[start Entries provided]
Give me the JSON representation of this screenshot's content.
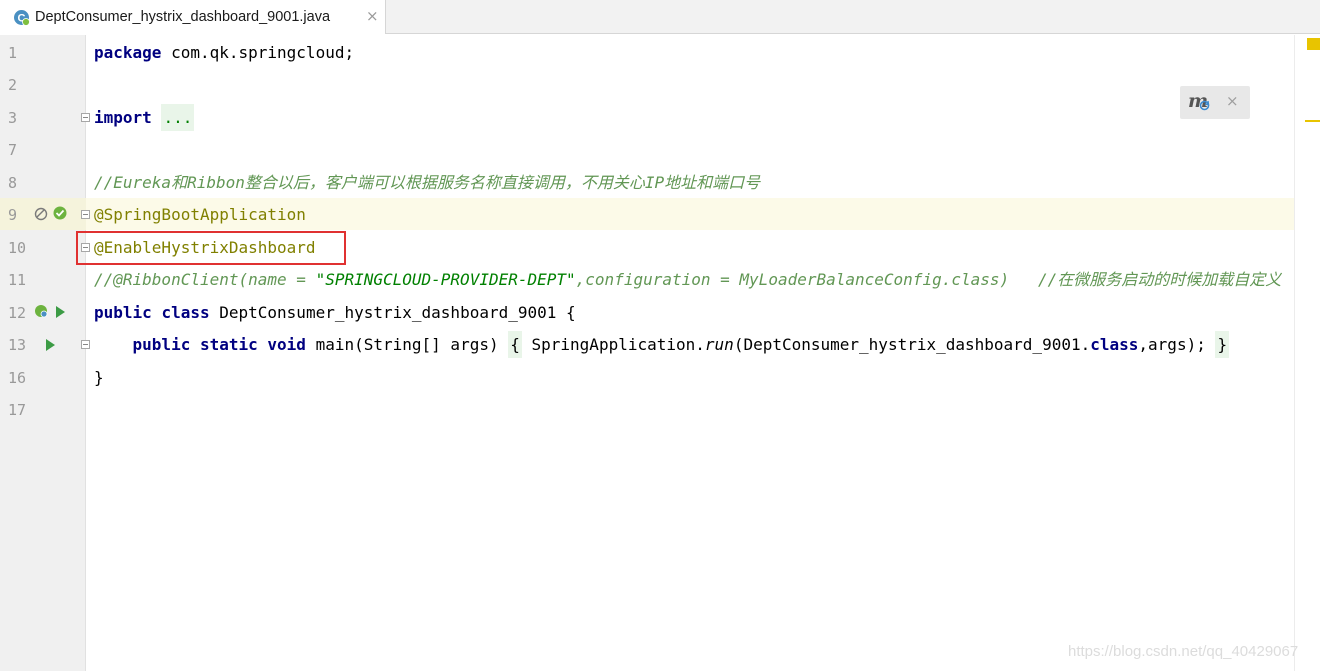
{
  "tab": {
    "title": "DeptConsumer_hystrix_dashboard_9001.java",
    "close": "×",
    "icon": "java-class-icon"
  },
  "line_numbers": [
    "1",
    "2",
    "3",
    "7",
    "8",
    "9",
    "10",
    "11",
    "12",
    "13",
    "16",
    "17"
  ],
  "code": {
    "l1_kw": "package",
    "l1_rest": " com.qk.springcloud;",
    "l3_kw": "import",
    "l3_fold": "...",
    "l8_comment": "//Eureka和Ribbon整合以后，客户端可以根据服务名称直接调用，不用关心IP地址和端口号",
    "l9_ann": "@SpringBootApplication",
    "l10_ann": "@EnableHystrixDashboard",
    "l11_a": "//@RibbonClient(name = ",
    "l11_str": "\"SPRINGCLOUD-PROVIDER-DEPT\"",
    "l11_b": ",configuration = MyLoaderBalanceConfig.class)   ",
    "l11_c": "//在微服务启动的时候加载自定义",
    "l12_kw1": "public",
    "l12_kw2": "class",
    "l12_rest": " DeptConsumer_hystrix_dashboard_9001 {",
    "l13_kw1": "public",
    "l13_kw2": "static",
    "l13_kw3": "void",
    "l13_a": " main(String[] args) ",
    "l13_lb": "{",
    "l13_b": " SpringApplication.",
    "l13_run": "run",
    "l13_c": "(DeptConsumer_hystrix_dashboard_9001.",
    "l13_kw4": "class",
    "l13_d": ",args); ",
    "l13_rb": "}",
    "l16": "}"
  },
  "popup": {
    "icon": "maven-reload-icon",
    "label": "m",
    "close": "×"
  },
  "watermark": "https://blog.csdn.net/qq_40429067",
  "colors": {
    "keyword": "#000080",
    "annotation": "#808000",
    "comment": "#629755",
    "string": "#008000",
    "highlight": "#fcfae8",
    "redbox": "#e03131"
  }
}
[end Entries provided]
[start Entries provided]
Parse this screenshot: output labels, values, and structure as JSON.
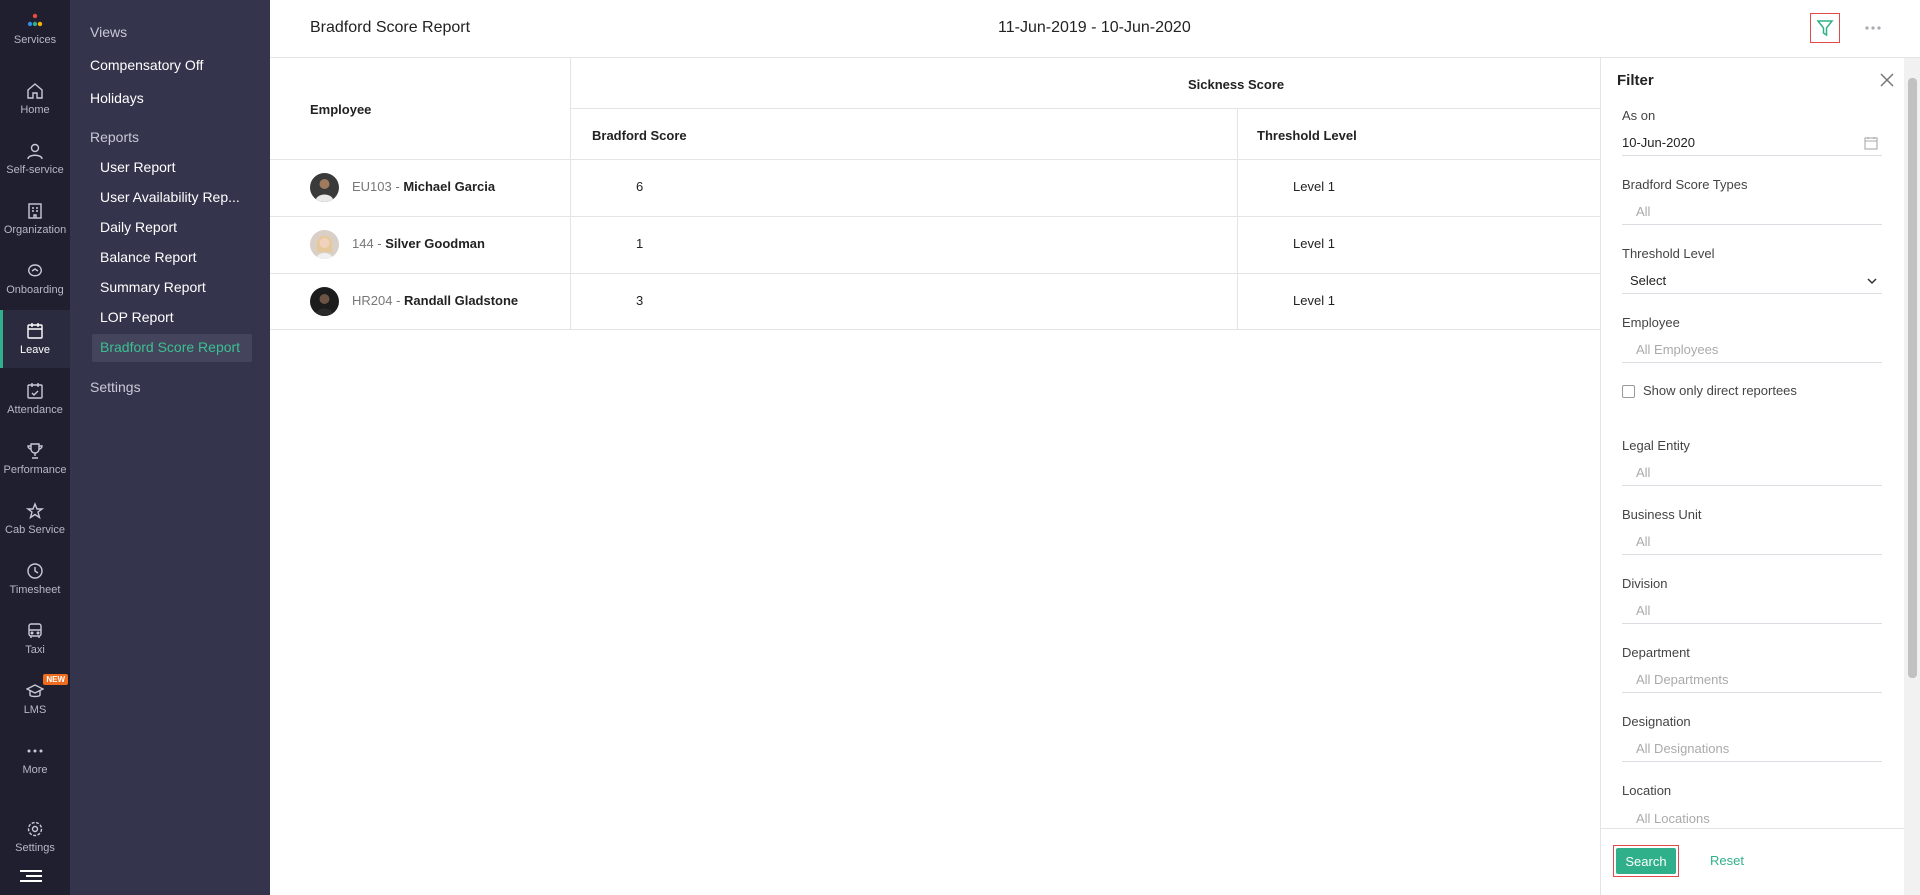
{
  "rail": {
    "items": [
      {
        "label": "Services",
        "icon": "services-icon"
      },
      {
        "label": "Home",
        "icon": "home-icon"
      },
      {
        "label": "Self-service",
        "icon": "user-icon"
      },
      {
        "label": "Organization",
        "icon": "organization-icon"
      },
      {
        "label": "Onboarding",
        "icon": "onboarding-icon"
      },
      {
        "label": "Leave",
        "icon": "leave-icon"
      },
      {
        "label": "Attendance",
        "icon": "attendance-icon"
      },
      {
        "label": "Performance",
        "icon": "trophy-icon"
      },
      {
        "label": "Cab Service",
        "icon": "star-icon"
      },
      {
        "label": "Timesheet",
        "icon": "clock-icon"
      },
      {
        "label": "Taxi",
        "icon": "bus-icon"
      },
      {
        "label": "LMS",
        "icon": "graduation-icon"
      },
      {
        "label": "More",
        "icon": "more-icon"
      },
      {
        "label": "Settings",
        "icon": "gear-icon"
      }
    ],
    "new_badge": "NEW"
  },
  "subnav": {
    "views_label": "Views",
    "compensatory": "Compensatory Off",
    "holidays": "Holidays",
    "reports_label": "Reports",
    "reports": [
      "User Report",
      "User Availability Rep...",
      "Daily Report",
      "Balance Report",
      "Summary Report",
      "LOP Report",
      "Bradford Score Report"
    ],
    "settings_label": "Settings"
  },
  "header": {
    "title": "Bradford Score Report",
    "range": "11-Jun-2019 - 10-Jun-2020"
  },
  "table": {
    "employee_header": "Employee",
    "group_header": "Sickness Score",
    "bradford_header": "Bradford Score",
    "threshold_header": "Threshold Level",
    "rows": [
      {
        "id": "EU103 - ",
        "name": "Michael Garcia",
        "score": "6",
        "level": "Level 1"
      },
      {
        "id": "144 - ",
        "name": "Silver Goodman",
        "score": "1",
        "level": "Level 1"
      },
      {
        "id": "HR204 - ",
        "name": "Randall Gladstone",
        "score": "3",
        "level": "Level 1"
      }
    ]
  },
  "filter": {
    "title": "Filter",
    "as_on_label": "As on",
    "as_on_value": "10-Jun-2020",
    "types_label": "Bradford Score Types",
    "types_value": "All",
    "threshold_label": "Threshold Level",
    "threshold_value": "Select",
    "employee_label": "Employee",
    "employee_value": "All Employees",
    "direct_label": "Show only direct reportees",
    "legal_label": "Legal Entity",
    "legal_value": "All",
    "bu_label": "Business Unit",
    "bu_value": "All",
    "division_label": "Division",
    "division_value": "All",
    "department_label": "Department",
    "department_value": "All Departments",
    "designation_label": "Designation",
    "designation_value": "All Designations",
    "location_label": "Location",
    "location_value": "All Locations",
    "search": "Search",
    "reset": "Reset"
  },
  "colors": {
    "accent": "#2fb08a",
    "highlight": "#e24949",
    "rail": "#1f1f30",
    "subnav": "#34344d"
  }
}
[end Entries provided]
Given problem:
Sift through the entries and copy every line with "class".

Task solution:
    "icon": "java-class-icon"
    "l11_b": ",configuration = MyLoaderBalanceConfig.class)   ",
    "l12_kw2": "class",
    "l13_kw4": "class",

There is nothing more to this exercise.